Reproduce the listing below character for character; drop every image.

════════════════

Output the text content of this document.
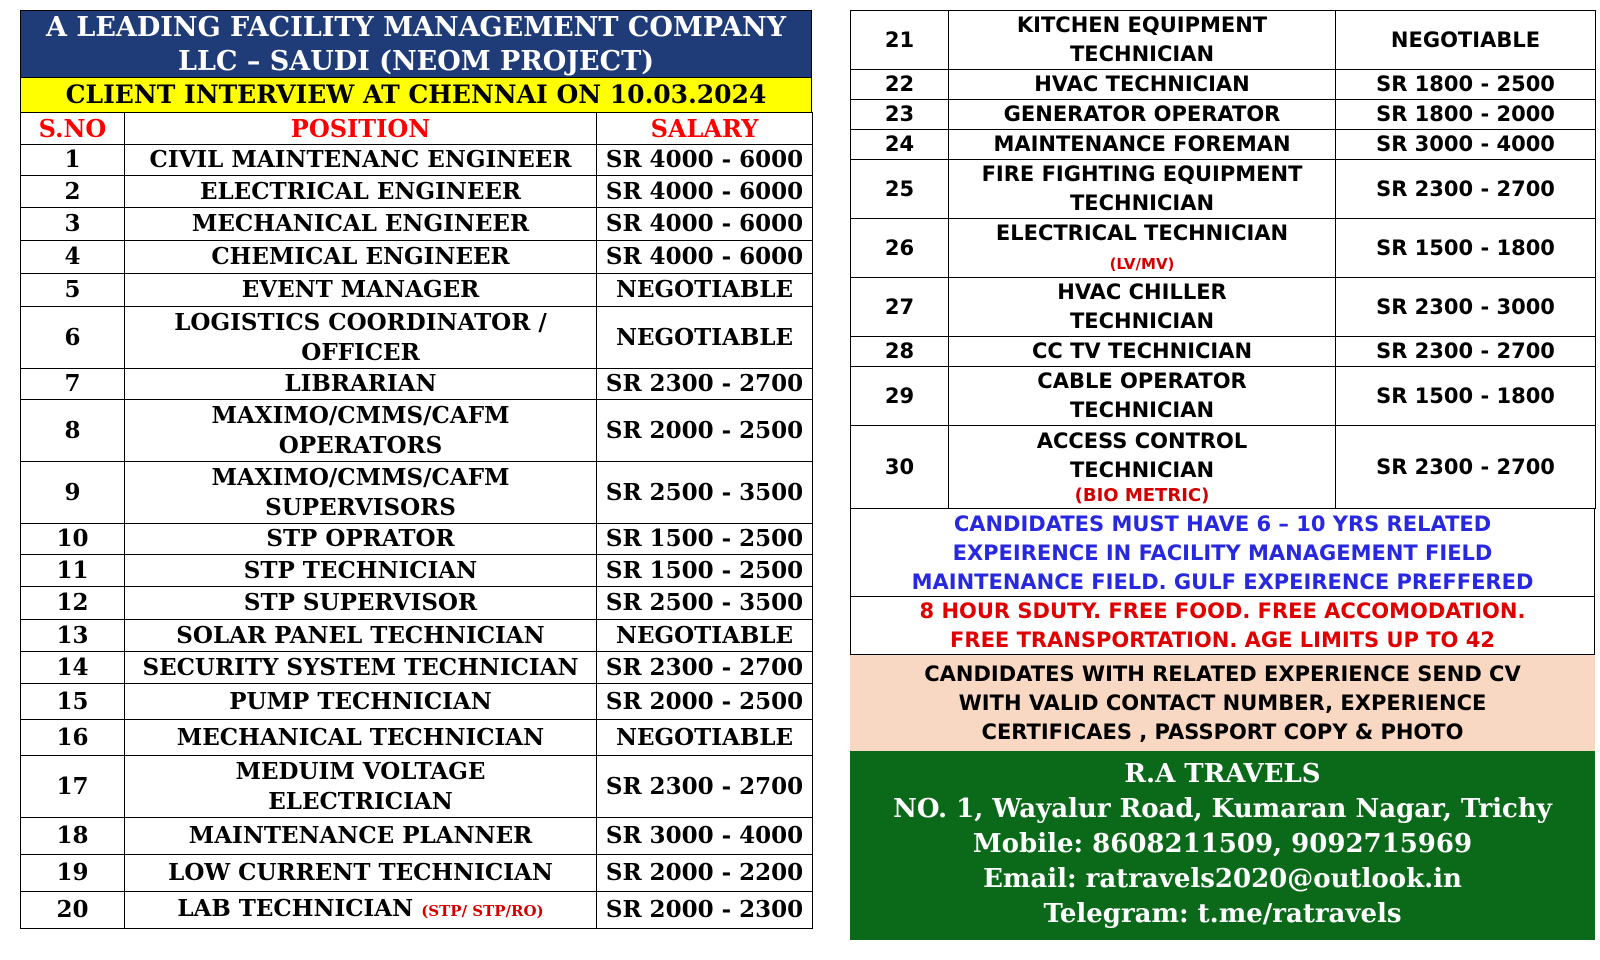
A LEADING FACILITY MANAGEMENT COMPANY
LLC – SAUDI (NEOM PROJECT)
CLIENT INTERVIEW AT CHENNAI ON 10.03.2024
S.NO	POSITION	SALARY
1	CIVIL MAINTENANC ENGINEER	SR 4000 - 6000
2	ELECTRICAL ENGINEER	SR 4000 - 6000
3	MECHANICAL ENGINEER	SR 4000 - 6000
4	CHEMICAL ENGINEER	SR 4000 - 6000
5	EVENT MANAGER	NEGOTIABLE
6	LOGISTICS COORDINATOR /
OFFICER	NEGOTIABLE
7	LIBRARIAN	SR 2300 - 2700
8	MAXIMO/CMMS/CAFM
OPERATORS	SR 2000 - 2500
9	MAXIMO/CMMS/CAFM
SUPERVISORS	SR 2500 - 3500
10	STP OPRATOR	SR 1500 - 2500
11	STP TECHNICIAN	SR 1500 - 2500
12	STP SUPERVISOR	SR 2500 - 3500
13	SOLAR PANEL TECHNICIAN	NEGOTIABLE
14	SECURITY SYSTEM TECHNICIAN	SR 2300 - 2700
15	PUMP TECHNICIAN	SR 2000 - 2500
16	MECHANICAL TECHNICIAN	NEGOTIABLE
17	MEDUIM VOLTAGE
ELECTRICIAN	SR 2300 - 2700
18	MAINTENANCE PLANNER	SR 3000 - 4000
19	LOW CURRENT TECHNICIAN	SR 2000 - 2200
20	LAB TECHNICIAN (STP/ STP/RO)	SR 2000 - 2300
21	KITCHEN EQUIPMENT
TECHNICIAN	NEGOTIABLE
22	HVAC TECHNICIAN	SR 1800 - 2500
23	GENERATOR OPERATOR	SR 1800 - 2000
24	MAINTENANCE FOREMAN	SR 3000 - 4000
25	FIRE FIGHTING EQUIPMENT
TECHNICIAN	SR 2300 - 2700
26	ELECTRICAL TECHNICIAN
(LV/MV)	SR 1500 - 1800
27	HVAC CHILLER
TECHNICIAN	SR 2300 - 3000
28	CC TV TECHNICIAN	SR 2300 - 2700
29	CABLE OPERATOR
TECHNICIAN	SR 1500 - 1800
30	ACCESS CONTROL
TECHNICIAN
(BIO METRIC)	SR 2300 - 2700
CANDIDATES MUST HAVE 6 – 10 YRS RELATED
EXPEIRENCE IN FACILITY MANAGEMENT FIELD
MAINTENANCE FIELD. GULF EXPEIRENCE PREFFERED
8 HOUR SDUTY. FREE FOOD. FREE ACCOMODATION.
FREE TRANSPORTATION. AGE LIMITS UP TO 42
CANDIDATES WITH RELATED EXPERIENCE SEND CV
WITH VALID CONTACT NUMBER, EXPERIENCE
CERTIFICAES , PASSPORT COPY & PHOTO
R.A TRAVELS
NO. 1, Wayalur Road, Kumaran Nagar, Trichy
Mobile: 8608211509, 9092715969
Email: ratravels2020@outlook.in
Telegram: t.me/ratravels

════════════════

Solution to the exercise:
Output the text content of this document.
A LEADING FACILITY MANAGEMENT COMPANY
LLC – SAUDI (NEOM PROJECT)
CLIENT INTERVIEW AT CHENNAI ON 10.03.2024
S.NO	POSITION	SALARY
1	CIVIL MAINTENANC ENGINEER	SR 4000 - 6000
2	ELECTRICAL ENGINEER	SR 4000 - 6000
3	MECHANICAL ENGINEER	SR 4000 - 6000
4	CHEMICAL ENGINEER	SR 4000 - 6000
5	EVENT MANAGER	NEGOTIABLE
6	LOGISTICS COORDINATOR /
OFFICER	NEGOTIABLE
7	LIBRARIAN	SR 2300 - 2700
8	MAXIMO/CMMS/CAFM
OPERATORS	SR 2000 - 2500
9	MAXIMO/CMMS/CAFM
SUPERVISORS	SR 2500 - 3500
10	STP OPRATOR	SR 1500 - 2500
11	STP TECHNICIAN	SR 1500 - 2500
12	STP SUPERVISOR	SR 2500 - 3500
13	SOLAR PANEL TECHNICIAN	NEGOTIABLE
14	SECURITY SYSTEM TECHNICIAN	SR 2300 - 2700
15	PUMP TECHNICIAN	SR 2000 - 2500
16	MECHANICAL TECHNICIAN	NEGOTIABLE
17	MEDUIM VOLTAGE
ELECTRICIAN	SR 2300 - 2700
18	MAINTENANCE PLANNER	SR 3000 - 4000
19	LOW CURRENT TECHNICIAN	SR 2000 - 2200
20	LAB TECHNICIAN (STP/ STP/RO)	SR 2000 - 2300
21	KITCHEN EQUIPMENT
TECHNICIAN	NEGOTIABLE
22	HVAC TECHNICIAN	SR 1800 - 2500
23	GENERATOR OPERATOR	SR 1800 - 2000
24	MAINTENANCE FOREMAN	SR 3000 - 4000
25	FIRE FIGHTING EQUIPMENT
TECHNICIAN	SR 2300 - 2700
26	ELECTRICAL TECHNICIAN
(LV/MV)	SR 1500 - 1800
27	HVAC CHILLER
TECHNICIAN	SR 2300 - 3000
28	CC TV TECHNICIAN	SR 2300 - 2700
29	CABLE OPERATOR
TECHNICIAN	SR 1500 - 1800
30	ACCESS CONTROL
TECHNICIAN
(BIO METRIC)	SR 2300 - 2700
CANDIDATES MUST HAVE 6 – 10 YRS RELATED
EXPEIRENCE IN FACILITY MANAGEMENT FIELD
MAINTENANCE FIELD. GULF EXPEIRENCE PREFFERED
8 HOUR SDUTY. FREE FOOD. FREE ACCOMODATION.
FREE TRANSPORTATION. AGE LIMITS UP TO 42
CANDIDATES WITH RELATED EXPERIENCE SEND CV
WITH VALID CONTACT NUMBER, EXPERIENCE
CERTIFICAES , PASSPORT COPY & PHOTO
R.A TRAVELS
NO. 1, Wayalur Road, Kumaran Nagar, Trichy
Mobile: 8608211509, 9092715969
Email: ratravels2020@outlook.in
Telegram: t.me/ratravels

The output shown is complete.